# Input rows start

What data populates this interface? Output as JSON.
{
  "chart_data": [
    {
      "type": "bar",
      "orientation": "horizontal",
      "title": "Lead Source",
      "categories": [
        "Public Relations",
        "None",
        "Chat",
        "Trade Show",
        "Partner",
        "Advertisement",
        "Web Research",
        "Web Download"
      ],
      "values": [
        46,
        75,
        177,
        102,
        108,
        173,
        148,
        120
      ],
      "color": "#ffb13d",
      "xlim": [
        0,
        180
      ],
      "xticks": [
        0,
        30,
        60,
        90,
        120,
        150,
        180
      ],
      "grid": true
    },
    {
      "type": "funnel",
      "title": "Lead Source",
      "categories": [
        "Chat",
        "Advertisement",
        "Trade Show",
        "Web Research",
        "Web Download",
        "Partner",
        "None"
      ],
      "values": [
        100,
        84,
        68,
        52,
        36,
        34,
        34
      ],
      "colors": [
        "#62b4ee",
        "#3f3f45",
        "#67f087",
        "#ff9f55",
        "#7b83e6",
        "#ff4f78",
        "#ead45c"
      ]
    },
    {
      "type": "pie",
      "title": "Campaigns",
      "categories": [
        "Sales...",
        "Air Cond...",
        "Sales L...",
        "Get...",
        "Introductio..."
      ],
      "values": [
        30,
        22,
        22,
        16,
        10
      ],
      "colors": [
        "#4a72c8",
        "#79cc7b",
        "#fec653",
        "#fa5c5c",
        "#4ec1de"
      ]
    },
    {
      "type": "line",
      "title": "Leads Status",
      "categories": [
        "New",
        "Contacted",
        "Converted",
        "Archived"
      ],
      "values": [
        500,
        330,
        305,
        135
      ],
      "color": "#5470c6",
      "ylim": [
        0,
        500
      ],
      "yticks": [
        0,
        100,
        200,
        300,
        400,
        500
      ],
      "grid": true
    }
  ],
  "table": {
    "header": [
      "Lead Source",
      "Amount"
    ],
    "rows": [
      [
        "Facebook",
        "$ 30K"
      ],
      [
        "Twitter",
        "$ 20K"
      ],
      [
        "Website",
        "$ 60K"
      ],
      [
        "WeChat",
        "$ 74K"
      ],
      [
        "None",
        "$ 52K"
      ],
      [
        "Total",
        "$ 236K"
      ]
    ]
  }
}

# Input rows end

> _Problem requirements_
Write down every line of the data exactly as it appears above.

> _Exercise answer_
What data populates this interface? Output as JSON.
{
  "chart_data": [
    {
      "type": "bar",
      "orientation": "horizontal",
      "title": "Lead Source",
      "categories": [
        "Public Relations",
        "None",
        "Chat",
        "Trade Show",
        "Partner",
        "Advertisement",
        "Web Research",
        "Web Download"
      ],
      "values": [
        46,
        75,
        177,
        102,
        108,
        173,
        148,
        120
      ],
      "color": "#ffb13d",
      "xlim": [
        0,
        180
      ],
      "xticks": [
        0,
        30,
        60,
        90,
        120,
        150,
        180
      ],
      "grid": true
    },
    {
      "type": "funnel",
      "title": "Lead Source",
      "categories": [
        "Chat",
        "Advertisement",
        "Trade Show",
        "Web Research",
        "Web Download",
        "Partner",
        "None"
      ],
      "values": [
        100,
        84,
        68,
        52,
        36,
        34,
        34
      ],
      "colors": [
        "#62b4ee",
        "#3f3f45",
        "#67f087",
        "#ff9f55",
        "#7b83e6",
        "#ff4f78",
        "#ead45c"
      ]
    },
    {
      "type": "pie",
      "title": "Campaigns",
      "categories": [
        "Sales...",
        "Air Cond...",
        "Sales L...",
        "Get...",
        "Introductio..."
      ],
      "values": [
        30,
        22,
        22,
        16,
        10
      ],
      "colors": [
        "#4a72c8",
        "#79cc7b",
        "#fec653",
        "#fa5c5c",
        "#4ec1de"
      ]
    },
    {
      "type": "line",
      "title": "Leads Status",
      "categories": [
        "New",
        "Contacted",
        "Converted",
        "Archived"
      ],
      "values": [
        500,
        330,
        305,
        135
      ],
      "color": "#5470c6",
      "ylim": [
        0,
        500
      ],
      "yticks": [
        0,
        100,
        200,
        300,
        400,
        500
      ],
      "grid": true
    }
  ],
  "table": {
    "header": [
      "Lead Source",
      "Amount"
    ],
    "rows": [
      [
        "Facebook",
        "$ 30K"
      ],
      [
        "Twitter",
        "$ 20K"
      ],
      [
        "Website",
        "$ 60K"
      ],
      [
        "WeChat",
        "$ 74K"
      ],
      [
        "None",
        "$ 52K"
      ],
      [
        "Total",
        "$ 236K"
      ]
    ]
  }
}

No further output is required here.